## Work instructions
Tally every line of the listing where the string "structured" is found, and state the total alone.

## Dataset extract
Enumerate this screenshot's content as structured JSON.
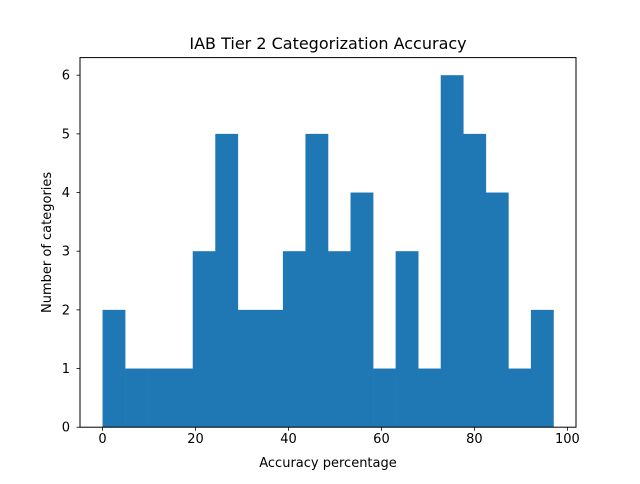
{
  "chart_data": {
    "type": "histogram",
    "title": "IAB Tier 2 Categorization Accuracy",
    "xlabel": "Accuracy percentage",
    "ylabel": "Number of categories",
    "xlim": [
      -4.85,
      101.85
    ],
    "ylim": [
      0,
      6.3
    ],
    "xticks": [
      0,
      20,
      40,
      60,
      80,
      100
    ],
    "yticks": [
      0,
      1,
      2,
      3,
      4,
      5,
      6
    ],
    "bin_start": 0,
    "bin_width": 4.85,
    "counts": [
      2,
      1,
      1,
      1,
      3,
      5,
      2,
      2,
      3,
      5,
      3,
      4,
      1,
      3,
      1,
      6,
      5,
      4,
      1,
      2
    ],
    "bar_color": "#1f77b4",
    "grid": false
  }
}
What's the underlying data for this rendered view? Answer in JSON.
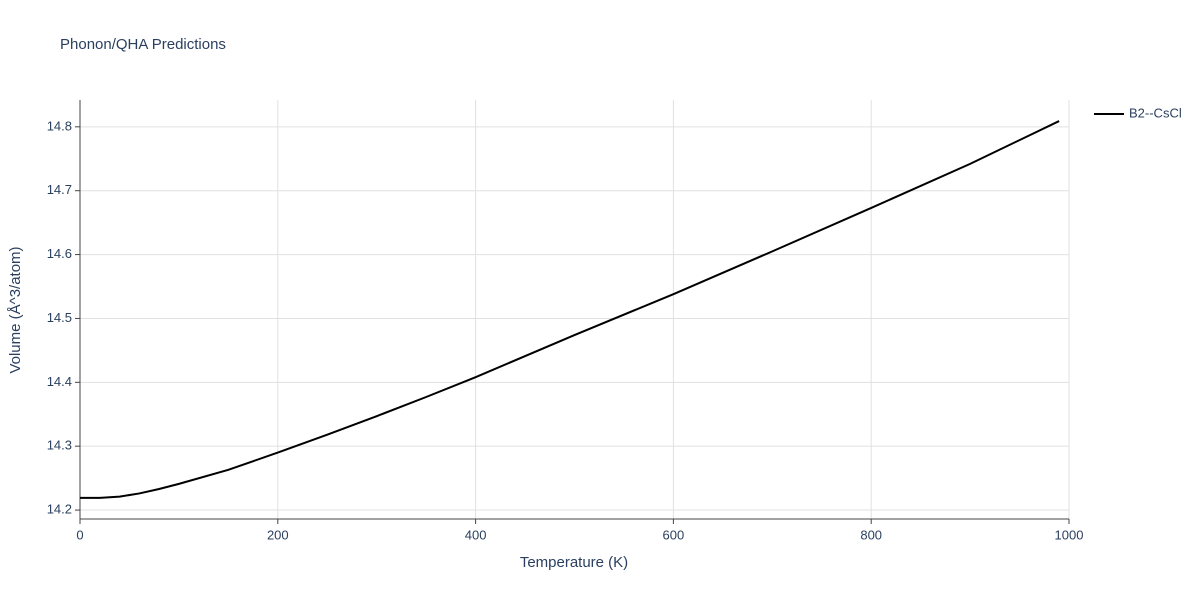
{
  "chart_data": {
    "type": "line",
    "title": "Phonon/QHA Predictions",
    "x_label": "Temperature (K)",
    "y_label": "Volume (Å^3/atom)",
    "x": [
      0,
      20,
      40,
      60,
      80,
      100,
      150,
      200,
      250,
      300,
      350,
      400,
      500,
      600,
      700,
      800,
      900,
      990
    ],
    "series": [
      {
        "name": "B2--CsCl",
        "color": "#000000",
        "values": [
          14.219,
          14.219,
          14.221,
          14.226,
          14.233,
          14.241,
          14.263,
          14.29,
          14.318,
          14.347,
          14.377,
          14.408,
          14.474,
          14.538,
          14.605,
          14.673,
          14.742,
          14.809
        ]
      }
    ],
    "xlim": [
      0,
      1000
    ],
    "xticks": [
      0,
      200,
      400,
      600,
      800,
      1000
    ],
    "ylim": [
      14.186,
      14.842
    ],
    "yticks": [
      14.2,
      14.3,
      14.4,
      14.5,
      14.6,
      14.7,
      14.8
    ],
    "grid": true,
    "legend": "top-right"
  }
}
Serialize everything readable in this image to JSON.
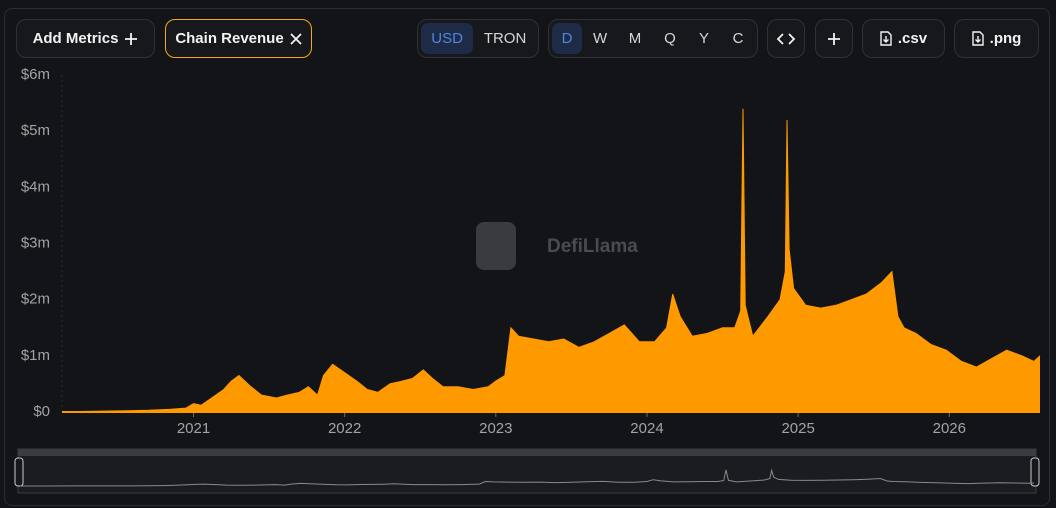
{
  "toolbar": {
    "add_metrics": "Add Metrics",
    "metric": "Chain Revenue",
    "currencies": [
      "USD",
      "TRON"
    ],
    "active_currency": "USD",
    "periods": [
      "D",
      "W",
      "M",
      "Q",
      "Y",
      "C"
    ],
    "active_period": "D",
    "downloads": [
      ".csv",
      ".png"
    ]
  },
  "watermark": "DefiLlama",
  "chart_data": {
    "type": "area",
    "color": "#ff9900",
    "x": [
      2020.13,
      2020.3,
      2020.5,
      2020.7,
      2020.85,
      2020.95,
      2021.0,
      2021.05,
      2021.12,
      2021.2,
      2021.25,
      2021.3,
      2021.38,
      2021.45,
      2021.55,
      2021.62,
      2021.7,
      2021.76,
      2021.82,
      2021.86,
      2021.92,
      2022.0,
      2022.08,
      2022.15,
      2022.22,
      2022.3,
      2022.38,
      2022.45,
      2022.52,
      2022.58,
      2022.65,
      2022.75,
      2022.85,
      2022.95,
      2023.0,
      2023.06,
      2023.1,
      2023.15,
      2023.25,
      2023.35,
      2023.45,
      2023.55,
      2023.65,
      2023.75,
      2023.85,
      2023.95,
      2024.05,
      2024.13,
      2024.17,
      2024.22,
      2024.3,
      2024.4,
      2024.5,
      2024.58,
      2024.62,
      2024.635,
      2024.65,
      2024.7,
      2024.8,
      2024.88,
      2024.915,
      2024.926,
      2024.94,
      2024.97,
      2025.05,
      2025.15,
      2025.25,
      2025.35,
      2025.45,
      2025.55,
      2025.62,
      2025.66,
      2025.7,
      2025.78,
      2025.88,
      2025.98,
      2026.08,
      2026.18,
      2026.28,
      2026.38,
      2026.48,
      2026.56,
      2026.6
    ],
    "values": [
      5000,
      10000,
      20000,
      30000,
      50000,
      70000,
      150000,
      120000,
      250000,
      400000,
      550000,
      650000,
      450000,
      300000,
      250000,
      300000,
      350000,
      450000,
      300000,
      650000,
      850000,
      700000,
      550000,
      400000,
      350000,
      500000,
      550000,
      600000,
      750000,
      600000,
      450000,
      450000,
      400000,
      450000,
      550000,
      650000,
      1500000,
      1350000,
      1300000,
      1250000,
      1300000,
      1150000,
      1250000,
      1400000,
      1550000,
      1250000,
      1250000,
      1500000,
      2100000,
      1700000,
      1350000,
      1400000,
      1500000,
      1500000,
      1800000,
      5400000,
      1900000,
      1350000,
      1700000,
      2000000,
      2500000,
      5200000,
      2900000,
      2200000,
      1900000,
      1850000,
      1900000,
      2000000,
      2100000,
      2300000,
      2500000,
      1700000,
      1500000,
      1400000,
      1200000,
      1100000,
      900000,
      800000,
      950000,
      1100000,
      1000000,
      900000,
      1000000
    ],
    "xlim": [
      2020.13,
      2026.6
    ],
    "xticks": [
      2021,
      2022,
      2023,
      2024,
      2025,
      2026
    ],
    "ylim": [
      0,
      6000000
    ],
    "yticks": [
      {
        "value": 0,
        "label": "$0"
      },
      {
        "value": 1000000,
        "label": "$1m"
      },
      {
        "value": 2000000,
        "label": "$2m"
      },
      {
        "value": 3000000,
        "label": "$3m"
      },
      {
        "value": 4000000,
        "label": "$4m"
      },
      {
        "value": 5000000,
        "label": "$5m"
      },
      {
        "value": 6000000,
        "label": "$6m"
      }
    ],
    "grid": false
  }
}
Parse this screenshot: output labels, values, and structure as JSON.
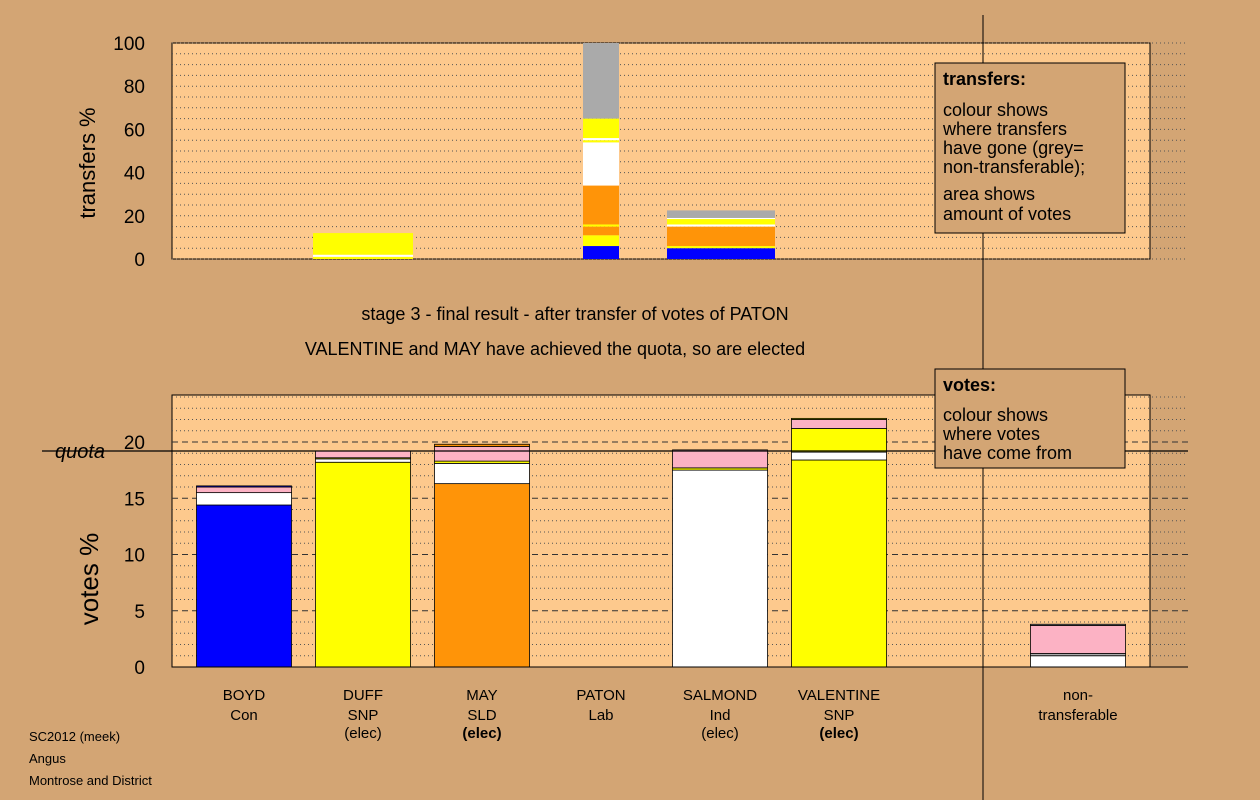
{
  "colors": {
    "background": "#d3a574",
    "plot_bg": "#fdc98d",
    "Con": "#0000ff",
    "SNP": "#ffff00",
    "SLD": "#ff9408",
    "Ind": "#ffffff",
    "Lab": "#ffffff",
    "transfer_pink": "#fcb2c4",
    "non_transferable": "#aaaaaa"
  },
  "titles": {
    "stage": "stage 3 - final result - after transfer of votes of PATON",
    "result": "VALENTINE and MAY have achieved the quota, so are elected"
  },
  "legends": {
    "transfers": {
      "heading": "transfers:",
      "lines1": [
        "colour shows",
        "where transfers",
        "have gone (grey=",
        "non-transferable);"
      ],
      "lines2": [
        "area shows",
        "amount of votes"
      ]
    },
    "votes": {
      "heading": "votes:",
      "lines1": [
        "colour shows",
        "where votes",
        "have come from"
      ]
    }
  },
  "footer": {
    "line1": "SC2012 (meek)",
    "line2": "Angus",
    "line3": "Montrose and District"
  },
  "chart_data": [
    {
      "type": "bar",
      "stacked": true,
      "ylabel": "transfers %",
      "ylim": [
        0,
        100
      ],
      "yticks": [
        0,
        20,
        40,
        60,
        80,
        100
      ],
      "grid": "dotted",
      "categories": [
        "BOYD",
        "DUFF",
        "MAY",
        "PATON",
        "SALMOND",
        "VALENTINE",
        "non-transferable"
      ],
      "bars": [
        {
          "category": "DUFF",
          "segments": [
            {
              "color": "#ffff00",
              "from": 0,
              "to": 1
            },
            {
              "color": "#ffffff",
              "from": 1,
              "to": 2
            },
            {
              "color": "#ffff00",
              "from": 2,
              "to": 12
            }
          ]
        },
        {
          "category": "PATON",
          "segments": [
            {
              "color": "#0000ff",
              "from": 0,
              "to": 6
            },
            {
              "color": "#ffff00",
              "from": 6,
              "to": 11
            },
            {
              "color": "#ff9408",
              "from": 11,
              "to": 15
            },
            {
              "color": "#ffff00",
              "from": 15,
              "to": 16
            },
            {
              "color": "#ff9408",
              "from": 16,
              "to": 34
            },
            {
              "color": "#ffffff",
              "from": 34,
              "to": 54
            },
            {
              "color": "#ffff00",
              "from": 54,
              "to": 55
            },
            {
              "color": "#ffffff",
              "from": 55,
              "to": 56
            },
            {
              "color": "#ffff00",
              "from": 56,
              "to": 65
            },
            {
              "color": "#aaaaaa",
              "from": 65,
              "to": 100
            }
          ]
        },
        {
          "category": "SALMOND",
          "segments": [
            {
              "color": "#0000ff",
              "from": 0,
              "to": 5
            },
            {
              "color": "#ffff00",
              "from": 5,
              "to": 6
            },
            {
              "color": "#ff9408",
              "from": 6,
              "to": 15
            },
            {
              "color": "#ffffff",
              "from": 15,
              "to": 16
            },
            {
              "color": "#ffff00",
              "from": 16,
              "to": 18.5
            },
            {
              "color": "#ffffff",
              "from": 18.5,
              "to": 19
            },
            {
              "color": "#aaaaaa",
              "from": 19,
              "to": 22.5
            }
          ]
        }
      ]
    },
    {
      "type": "bar",
      "stacked": true,
      "ylabel": "votes %",
      "ylim": [
        0,
        25
      ],
      "yticks": [
        0,
        5,
        10,
        15,
        20
      ],
      "quota": 19.2,
      "quota_label": "quota",
      "grid": "dashed",
      "candidates": [
        {
          "name": "BOYD",
          "party": "Con",
          "status": "",
          "segments": [
            {
              "color": "#0000ff",
              "from": 0,
              "to": 14.4
            },
            {
              "color": "#ffffff",
              "from": 14.4,
              "to": 15.5
            },
            {
              "color": "#fcb2c4",
              "from": 15.5,
              "to": 16.0
            },
            {
              "color": "#0000ff",
              "from": 16.0,
              "to": 16.1
            }
          ]
        },
        {
          "name": "DUFF",
          "party": "SNP",
          "status": "(elec)",
          "segments": [
            {
              "color": "#ffff00",
              "from": 0,
              "to": 18.2
            },
            {
              "color": "#ffffff",
              "from": 18.2,
              "to": 18.5
            },
            {
              "color": "#ffff00",
              "from": 18.5,
              "to": 18.6
            },
            {
              "color": "#fcb2c4",
              "from": 18.6,
              "to": 19.2
            }
          ]
        },
        {
          "name": "MAY",
          "party": "SLD",
          "status": "(elec)",
          "segments": [
            {
              "color": "#ff9408",
              "from": 0,
              "to": 16.3
            },
            {
              "color": "#ffffff",
              "from": 16.3,
              "to": 18.1
            },
            {
              "color": "#ffff00",
              "from": 18.1,
              "to": 18.3
            },
            {
              "color": "#fcb2c4",
              "from": 18.3,
              "to": 19.6
            },
            {
              "color": "#ff9408",
              "from": 19.6,
              "to": 19.8
            }
          ]
        },
        {
          "name": "PATON",
          "party": "Lab",
          "status": "",
          "segments": []
        },
        {
          "name": "SALMOND",
          "party": "Ind",
          "status": "(elec)",
          "segments": [
            {
              "color": "#ffffff",
              "from": 0,
              "to": 17.5
            },
            {
              "color": "#ffff00",
              "from": 17.5,
              "to": 17.7
            },
            {
              "color": "#fcb2c4",
              "from": 17.7,
              "to": 19.3
            }
          ]
        },
        {
          "name": "VALENTINE",
          "party": "SNP",
          "status": "(elec)",
          "segments": [
            {
              "color": "#ffff00",
              "from": 0,
              "to": 18.4
            },
            {
              "color": "#ffffff",
              "from": 18.4,
              "to": 19.1
            },
            {
              "color": "#ffff00",
              "from": 19.1,
              "to": 21.2
            },
            {
              "color": "#fcb2c4",
              "from": 21.2,
              "to": 22.0
            },
            {
              "color": "#ffff00",
              "from": 22.0,
              "to": 22.1
            }
          ]
        },
        {
          "name": "non-",
          "party": "transferable",
          "status": "",
          "segments": [
            {
              "color": "#ffffff",
              "from": 0,
              "to": 1.0
            },
            {
              "color": "#aaaaaa",
              "from": 1.0,
              "to": 1.2
            },
            {
              "color": "#fcb2c4",
              "from": 1.2,
              "to": 3.7
            },
            {
              "color": "#aaaaaa",
              "from": 3.7,
              "to": 3.8
            }
          ]
        }
      ]
    }
  ]
}
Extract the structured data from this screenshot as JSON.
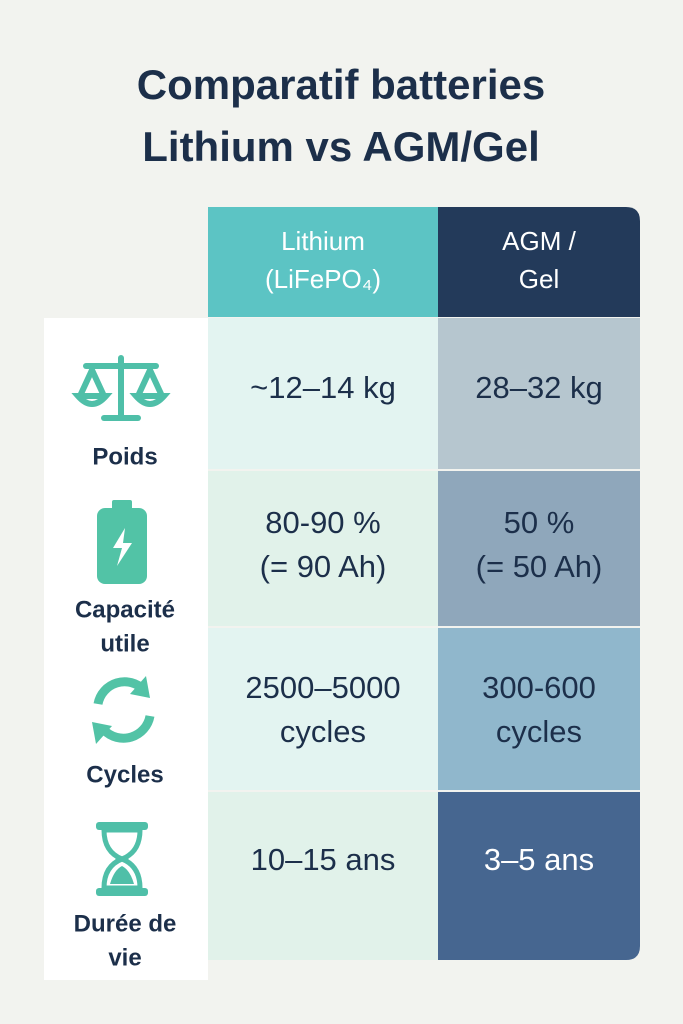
{
  "title": [
    "Comparatif batteries",
    "Lithium vs AGM/Gel"
  ],
  "table": {
    "header": [
      [
        "Lithium",
        "(LiFePO₄)"
      ],
      [
        "AGM /",
        "Gel"
      ]
    ],
    "rows": [
      {
        "label": [
          "Poids"
        ],
        "cells": [
          [
            "~12–14 kg"
          ],
          [
            "28–32 kg"
          ]
        ]
      },
      {
        "label": [
          "Capacité",
          "utile"
        ],
        "cells": [
          [
            "80-90 %",
            "(= 90 Ah)"
          ],
          [
            "50 %",
            "(= 50 Ah)"
          ]
        ]
      },
      {
        "label": [
          "Cycles"
        ],
        "cells": [
          [
            "2500–5000",
            "cycles"
          ],
          [
            "300-600",
            "cycles"
          ]
        ]
      },
      {
        "label": [
          "Durée de",
          "vie"
        ],
        "cells": [
          [
            "10–15 ans"
          ],
          [
            "3–5 ans"
          ]
        ]
      }
    ]
  }
}
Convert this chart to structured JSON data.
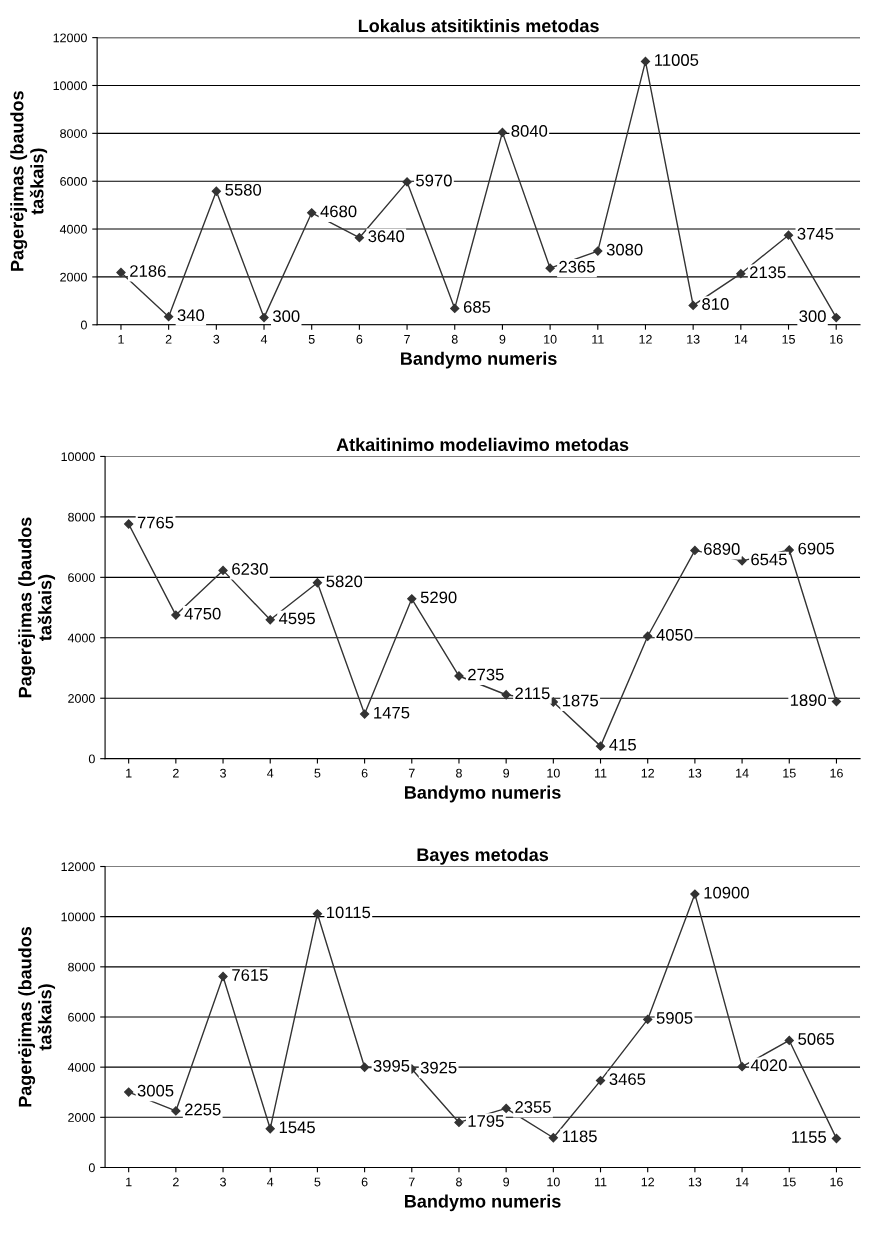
{
  "chart_data": [
    {
      "type": "line",
      "title": "Lokalus atsitiktinis metodas",
      "xlabel": "Bandymo numeris",
      "ylabel": "Pagerėjimas (baudos\ntaškais)",
      "categories": [
        "1",
        "2",
        "3",
        "4",
        "5",
        "6",
        "7",
        "8",
        "9",
        "10",
        "11",
        "12",
        "13",
        "14",
        "15",
        "16"
      ],
      "series": [
        {
          "color": "#333333",
          "values": [
            2186,
            340,
            5580,
            300,
            4680,
            3640,
            5970,
            685,
            8040,
            2365,
            3080,
            11005,
            810,
            2135,
            3745,
            300
          ]
        }
      ],
      "ylim": [
        0,
        12000
      ],
      "yticks": [
        0,
        2000,
        4000,
        6000,
        8000,
        10000,
        12000
      ],
      "grid": "y",
      "marker": "diamond",
      "line_style": "solid",
      "data_labels": true
    },
    {
      "type": "line",
      "title": "Atkaitinimo modeliavimo metodas",
      "xlabel": "Bandymo numeris",
      "ylabel": "Pagerėjimas (baudos\ntaškais)",
      "categories": [
        "1",
        "2",
        "3",
        "4",
        "5",
        "6",
        "7",
        "8",
        "9",
        "10",
        "11",
        "12",
        "13",
        "14",
        "15",
        "16"
      ],
      "series": [
        {
          "color": "#333333",
          "values": [
            7765,
            4750,
            6230,
            4595,
            5820,
            1475,
            5290,
            2735,
            2115,
            1875,
            415,
            4050,
            6890,
            6545,
            6905,
            1890
          ]
        }
      ],
      "ylim": [
        0,
        10000
      ],
      "yticks": [
        0,
        2000,
        4000,
        6000,
        8000,
        10000
      ],
      "grid": "y",
      "marker": "diamond",
      "line_style": "solid",
      "data_labels": true
    },
    {
      "type": "line",
      "title": "Bayes metodas",
      "xlabel": "Bandymo numeris",
      "ylabel": "Pagerėjimas (baudos\ntaškais)",
      "categories": [
        "1",
        "2",
        "3",
        "4",
        "5",
        "6",
        "7",
        "8",
        "9",
        "10",
        "11",
        "12",
        "13",
        "14",
        "15",
        "16"
      ],
      "series": [
        {
          "color": "#333333",
          "values": [
            3005,
            2255,
            7615,
            1545,
            10115,
            3995,
            3925,
            1795,
            2355,
            1185,
            3465,
            5905,
            10900,
            4020,
            5065,
            1155
          ]
        }
      ],
      "ylim": [
        0,
        12000
      ],
      "yticks": [
        0,
        2000,
        4000,
        6000,
        8000,
        10000,
        12000
      ],
      "grid": "y",
      "marker": "diamond",
      "line_style": "solid",
      "data_labels": true
    }
  ]
}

## Result below
3